**The request:** The records below hold pictures; please leave those out and retype the rest exactly.

**Material supplied:**

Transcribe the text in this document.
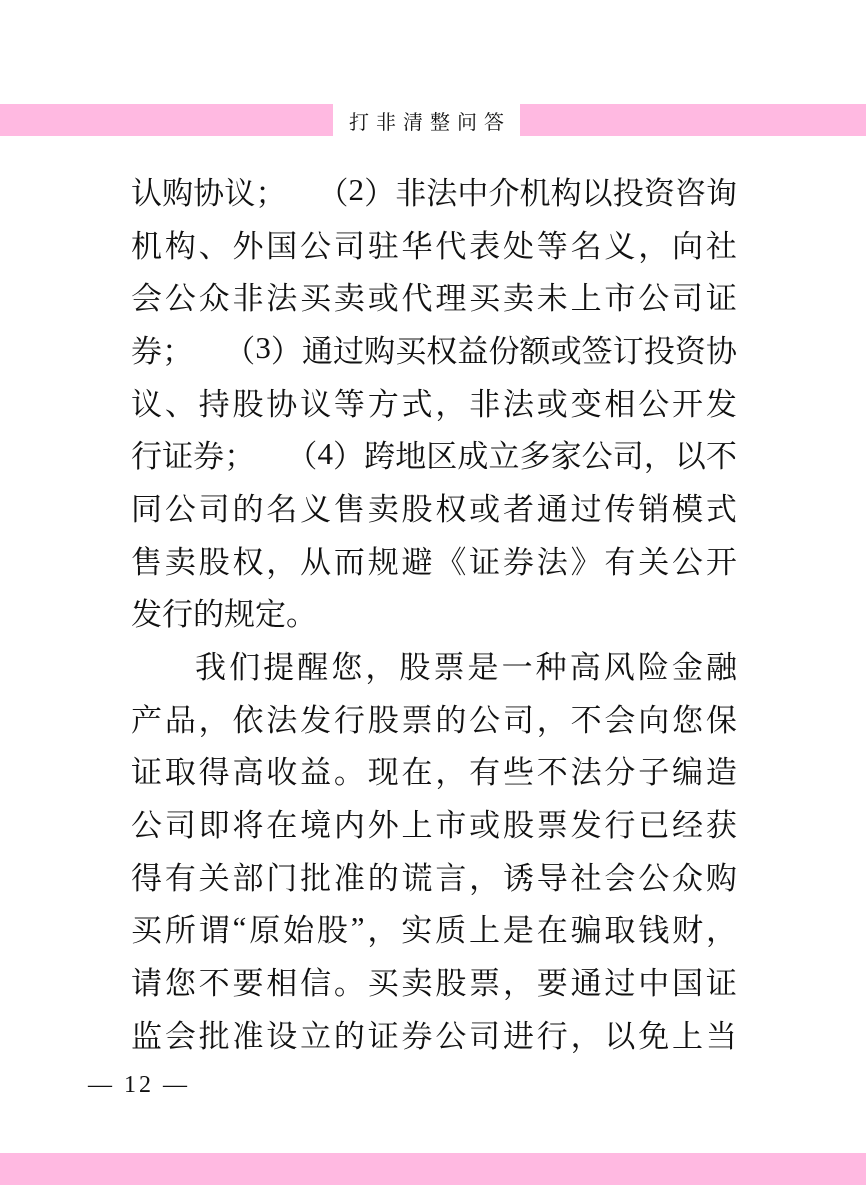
打非清整问答
认 购 协 议 ；
　 （ 2 ） 非 法 中 介 机 构 以 投 资 咨 询
机 构 、 外 国 公 司 驻 华 代 表 处 等 名 义 ， 向 社
会 公 众 非 法 买 卖 或 代 理 买 卖 未 上 市 公 司 证
券 ；
　 （ 3 ） 通 过 购 买 权 益 份 额 或 签 订 投 资 协
议 、 持 股 协 议 等 方 式 ， 非 法 或 变 相 公 开 发
行 证 券 ；
　 （ 4 ） 跨 地 区 成 立 多 家 公 司 ， 以 不
同 公 司 的 名 义 售 卖 股 权 或 者 通 过 传 销 模 式
售 卖 股 权 ， 从 而 规 避 《 证 券 法 》 有 关 公 开
发行的规定。
我 们 提 醒 您 ， 股 票 是 一 种 高 风 险 金 融
产 品 ， 依 法 发 行 股 票 的 公 司 ， 不 会 向 您 保
证 取 得 高 收 益 。 现 在 ， 有 些 不 法 分 子 编 造
公 司 即 将 在 境 内 外 上 市 或 股 票 发 行 已 经 获
得 有 关 部 门 批 准 的 谎 言 ， 诱 导 社 会 公 众 购
买 所 谓 “ 原 始 股 ” ， 实 质 上 是 在 骗 取 钱 财 ，
请 您 不 要 相 信 。 买 卖 股 票 ， 要 通 过 中 国 证
监 会 批 准 设 立 的 证 券 公 司 进 行 ， 以 免 上 当
— 12 —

**The reply:**
Transcribe the text in this document.
打非清整问答
认 购 协 议 ；
　 （ 2 ） 非 法 中 介 机 构 以 投 资 咨 询
机 构 、 外 国 公 司 驻 华 代 表 处 等 名 义 ， 向 社
会 公 众 非 法 买 卖 或 代 理 买 卖 未 上 市 公 司 证
券 ；
　 （ 3 ） 通 过 购 买 权 益 份 额 或 签 订 投 资 协
议 、 持 股 协 议 等 方 式 ， 非 法 或 变 相 公 开 发
行 证 券 ；
　 （ 4 ） 跨 地 区 成 立 多 家 公 司 ， 以 不
同 公 司 的 名 义 售 卖 股 权 或 者 通 过 传 销 模 式
售 卖 股 权 ， 从 而 规 避 《 证 券 法 》 有 关 公 开
发行的规定。
我 们 提 醒 您 ， 股 票 是 一 种 高 风 险 金 融
产 品 ， 依 法 发 行 股 票 的 公 司 ， 不 会 向 您 保
证 取 得 高 收 益 。 现 在 ， 有 些 不 法 分 子 编 造
公 司 即 将 在 境 内 外 上 市 或 股 票 发 行 已 经 获
得 有 关 部 门 批 准 的 谎 言 ， 诱 导 社 会 公 众 购
买 所 谓 “ 原 始 股 ” ， 实 质 上 是 在 骗 取 钱 财 ，
请 您 不 要 相 信 。 买 卖 股 票 ， 要 通 过 中 国 证
监 会 批 准 设 立 的 证 券 公 司 进 行 ， 以 免 上 当
— 12 —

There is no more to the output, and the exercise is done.